**Objective**. Quote each record exactly, please, leaving none out.
-- start Input material --
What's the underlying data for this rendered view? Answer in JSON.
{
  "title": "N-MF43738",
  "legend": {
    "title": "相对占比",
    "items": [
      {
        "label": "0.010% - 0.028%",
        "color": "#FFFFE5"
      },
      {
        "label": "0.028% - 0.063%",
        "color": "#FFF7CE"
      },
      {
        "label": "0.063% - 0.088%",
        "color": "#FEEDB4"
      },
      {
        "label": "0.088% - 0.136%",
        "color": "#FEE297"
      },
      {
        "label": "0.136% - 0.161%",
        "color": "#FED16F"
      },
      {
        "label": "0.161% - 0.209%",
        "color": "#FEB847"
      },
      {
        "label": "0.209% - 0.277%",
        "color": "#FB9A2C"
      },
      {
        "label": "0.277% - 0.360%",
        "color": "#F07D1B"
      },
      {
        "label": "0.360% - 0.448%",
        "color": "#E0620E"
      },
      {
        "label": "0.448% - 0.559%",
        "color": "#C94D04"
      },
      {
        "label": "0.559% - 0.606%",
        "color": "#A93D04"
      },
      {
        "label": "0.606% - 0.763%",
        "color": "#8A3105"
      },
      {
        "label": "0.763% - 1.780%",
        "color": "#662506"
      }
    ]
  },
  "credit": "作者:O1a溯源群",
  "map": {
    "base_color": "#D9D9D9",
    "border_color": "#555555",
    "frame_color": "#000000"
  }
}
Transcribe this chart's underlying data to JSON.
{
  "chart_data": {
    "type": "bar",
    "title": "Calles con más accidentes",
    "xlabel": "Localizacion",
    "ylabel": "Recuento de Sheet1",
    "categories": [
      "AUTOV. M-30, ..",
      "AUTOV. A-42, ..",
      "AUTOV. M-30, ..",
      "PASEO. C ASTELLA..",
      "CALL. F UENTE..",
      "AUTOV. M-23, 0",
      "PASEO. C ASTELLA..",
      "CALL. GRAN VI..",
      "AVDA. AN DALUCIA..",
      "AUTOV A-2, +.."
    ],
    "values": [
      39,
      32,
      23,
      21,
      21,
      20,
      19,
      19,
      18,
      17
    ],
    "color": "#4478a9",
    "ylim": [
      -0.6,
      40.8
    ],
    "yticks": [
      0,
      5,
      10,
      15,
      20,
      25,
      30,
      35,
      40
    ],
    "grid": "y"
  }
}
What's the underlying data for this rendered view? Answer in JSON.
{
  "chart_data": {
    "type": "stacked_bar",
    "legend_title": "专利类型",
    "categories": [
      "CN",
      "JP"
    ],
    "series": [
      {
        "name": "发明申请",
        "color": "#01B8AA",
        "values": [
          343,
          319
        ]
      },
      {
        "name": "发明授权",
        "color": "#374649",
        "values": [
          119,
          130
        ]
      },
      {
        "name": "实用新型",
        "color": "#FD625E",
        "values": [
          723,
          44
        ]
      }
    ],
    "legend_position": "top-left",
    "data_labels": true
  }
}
-- end Input material --
**Solution below**.
What's the underlying data for this rendered view? Answer in JSON.
{
  "title": "N-MF43738",
  "legend": {
    "title": "相对占比",
    "items": [
      {
        "label": "0.010% - 0.028%",
        "color": "#FFFFE5"
      },
      {
        "label": "0.028% - 0.063%",
        "color": "#FFF7CE"
      },
      {
        "label": "0.063% - 0.088%",
        "color": "#FEEDB4"
      },
      {
        "label": "0.088% - 0.136%",
        "color": "#FEE297"
      },
      {
        "label": "0.136% - 0.161%",
        "color": "#FED16F"
      },
      {
        "label": "0.161% - 0.209%",
        "color": "#FEB847"
      },
      {
        "label": "0.209% - 0.277%",
        "color": "#FB9A2C"
      },
      {
        "label": "0.277% - 0.360%",
        "color": "#F07D1B"
      },
      {
        "label": "0.360% - 0.448%",
        "color": "#E0620E"
      },
      {
        "label": "0.448% - 0.559%",
        "color": "#C94D04"
      },
      {
        "label": "0.559% - 0.606%",
        "color": "#A93D04"
      },
      {
        "label": "0.606% - 0.763%",
        "color": "#8A3105"
      },
      {
        "label": "0.763% - 1.780%",
        "color": "#662506"
      }
    ]
  },
  "credit": "作者:O1a溯源群",
  "map": {
    "base_color": "#D9D9D9",
    "border_color": "#555555",
    "frame_color": "#000000"
  }
}
Transcribe this chart's underlying data to JSON.
{
  "chart_data": {
    "type": "bar",
    "title": "Calles con más accidentes",
    "xlabel": "Localizacion",
    "ylabel": "Recuento de Sheet1",
    "categories": [
      "AUTOV. M-30, ..",
      "AUTOV. A-42, ..",
      "AUTOV. M-30, ..",
      "PASEO. C ASTELLA..",
      "CALL. F UENTE..",
      "AUTOV. M-23, 0",
      "PASEO. C ASTELLA..",
      "CALL. GRAN VI..",
      "AVDA. AN DALUCIA..",
      "AUTOV A-2, +.."
    ],
    "values": [
      39,
      32,
      23,
      21,
      21,
      20,
      19,
      19,
      18,
      17
    ],
    "color": "#4478a9",
    "ylim": [
      -0.6,
      40.8
    ],
    "yticks": [
      0,
      5,
      10,
      15,
      20,
      25,
      30,
      35,
      40
    ],
    "grid": "y"
  }
}
What's the underlying data for this rendered view? Answer in JSON.
{
  "chart_data": {
    "type": "stacked_bar",
    "legend_title": "专利类型",
    "categories": [
      "CN",
      "JP"
    ],
    "series": [
      {
        "name": "发明申请",
        "color": "#01B8AA",
        "values": [
          343,
          319
        ]
      },
      {
        "name": "发明授权",
        "color": "#374649",
        "values": [
          119,
          130
        ]
      },
      {
        "name": "实用新型",
        "color": "#FD625E",
        "values": [
          723,
          44
        ]
      }
    ],
    "legend_position": "top-left",
    "data_labels": true
  }
}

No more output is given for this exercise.